*DIRECTIONS*
Reproduce the listing below in its entirety. Change nothing.

________

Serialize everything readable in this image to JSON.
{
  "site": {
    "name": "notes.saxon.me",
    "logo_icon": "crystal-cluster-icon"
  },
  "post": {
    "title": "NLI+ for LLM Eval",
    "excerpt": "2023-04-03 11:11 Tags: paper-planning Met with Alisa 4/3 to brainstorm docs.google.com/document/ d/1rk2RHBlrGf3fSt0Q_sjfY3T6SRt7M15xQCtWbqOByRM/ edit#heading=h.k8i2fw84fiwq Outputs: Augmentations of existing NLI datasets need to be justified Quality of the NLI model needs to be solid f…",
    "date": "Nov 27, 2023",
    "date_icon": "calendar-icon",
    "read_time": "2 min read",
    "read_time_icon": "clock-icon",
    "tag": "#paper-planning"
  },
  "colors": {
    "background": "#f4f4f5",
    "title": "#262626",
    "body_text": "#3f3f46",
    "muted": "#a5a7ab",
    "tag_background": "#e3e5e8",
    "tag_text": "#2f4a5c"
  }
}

________

*COMPLETE OUTPUT*
Serialize everything readable in this image to JSON.
{
  "site": {
    "name": "notes.saxon.me",
    "logo_icon": "crystal-cluster-icon"
  },
  "post": {
    "title": "NLI+ for LLM Eval",
    "excerpt": "2023-04-03 11:11 Tags: paper-planning Met with Alisa 4/3 to brainstorm docs.google.com/document/ d/1rk2RHBlrGf3fSt0Q_sjfY3T6SRt7M15xQCtWbqOByRM/ edit#heading=h.k8i2fw84fiwq Outputs: Augmentations of existing NLI datasets need to be justified Quality of the NLI model needs to be solid f…",
    "date": "Nov 27, 2023",
    "date_icon": "calendar-icon",
    "read_time": "2 min read",
    "read_time_icon": "clock-icon",
    "tag": "#paper-planning"
  },
  "colors": {
    "background": "#f4f4f5",
    "title": "#262626",
    "body_text": "#3f3f46",
    "muted": "#a5a7ab",
    "tag_background": "#e3e5e8",
    "tag_text": "#2f4a5c"
  }
}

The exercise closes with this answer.